== LISTED RECORDS ==
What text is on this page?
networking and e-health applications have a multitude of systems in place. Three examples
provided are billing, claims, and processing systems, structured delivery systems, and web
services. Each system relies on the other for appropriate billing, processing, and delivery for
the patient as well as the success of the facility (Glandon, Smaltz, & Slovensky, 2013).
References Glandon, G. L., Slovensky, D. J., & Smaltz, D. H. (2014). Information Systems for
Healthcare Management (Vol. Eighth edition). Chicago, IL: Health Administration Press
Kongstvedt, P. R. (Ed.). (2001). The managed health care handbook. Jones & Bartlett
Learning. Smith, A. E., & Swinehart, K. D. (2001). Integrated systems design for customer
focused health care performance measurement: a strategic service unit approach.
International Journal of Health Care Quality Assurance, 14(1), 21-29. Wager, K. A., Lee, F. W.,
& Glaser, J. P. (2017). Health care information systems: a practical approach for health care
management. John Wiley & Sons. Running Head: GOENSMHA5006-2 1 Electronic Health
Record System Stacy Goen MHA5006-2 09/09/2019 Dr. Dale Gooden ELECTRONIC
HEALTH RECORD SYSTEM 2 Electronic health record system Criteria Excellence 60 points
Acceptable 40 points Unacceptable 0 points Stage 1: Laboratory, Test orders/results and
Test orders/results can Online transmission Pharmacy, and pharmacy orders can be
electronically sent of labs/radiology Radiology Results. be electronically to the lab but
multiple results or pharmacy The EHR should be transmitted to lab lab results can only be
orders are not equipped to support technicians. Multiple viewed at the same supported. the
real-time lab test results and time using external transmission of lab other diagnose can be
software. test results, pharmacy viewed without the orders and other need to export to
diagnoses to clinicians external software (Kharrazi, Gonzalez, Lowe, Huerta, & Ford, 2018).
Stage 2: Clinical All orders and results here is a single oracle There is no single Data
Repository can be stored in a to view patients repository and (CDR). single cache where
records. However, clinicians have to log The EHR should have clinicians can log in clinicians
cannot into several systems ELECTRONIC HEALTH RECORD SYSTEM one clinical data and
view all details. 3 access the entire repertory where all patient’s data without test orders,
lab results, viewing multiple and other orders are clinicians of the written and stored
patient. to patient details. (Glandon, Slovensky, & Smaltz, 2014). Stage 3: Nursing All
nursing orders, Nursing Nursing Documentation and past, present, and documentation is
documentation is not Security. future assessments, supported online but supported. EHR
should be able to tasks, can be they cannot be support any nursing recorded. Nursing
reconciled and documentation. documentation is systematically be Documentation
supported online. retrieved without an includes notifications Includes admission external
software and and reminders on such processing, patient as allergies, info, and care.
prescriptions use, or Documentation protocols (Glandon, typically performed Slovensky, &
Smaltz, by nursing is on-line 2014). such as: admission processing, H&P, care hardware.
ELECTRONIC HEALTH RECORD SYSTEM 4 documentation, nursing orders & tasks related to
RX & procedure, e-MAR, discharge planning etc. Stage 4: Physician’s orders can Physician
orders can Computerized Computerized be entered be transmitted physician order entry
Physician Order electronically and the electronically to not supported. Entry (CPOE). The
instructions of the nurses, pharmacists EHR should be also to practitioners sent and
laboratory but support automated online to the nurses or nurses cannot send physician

== WHAT THE EXERCISE ASKS ==
Write out every line of the listing that holds the word "points".

== SOLUTION ==
HEALTH RECORD SYSTEM 2 Electronic health record system Criteria Excellence 60 points
Acceptable 40 points Unacceptable 0 points Stage 1: Laboratory, Test orders/results and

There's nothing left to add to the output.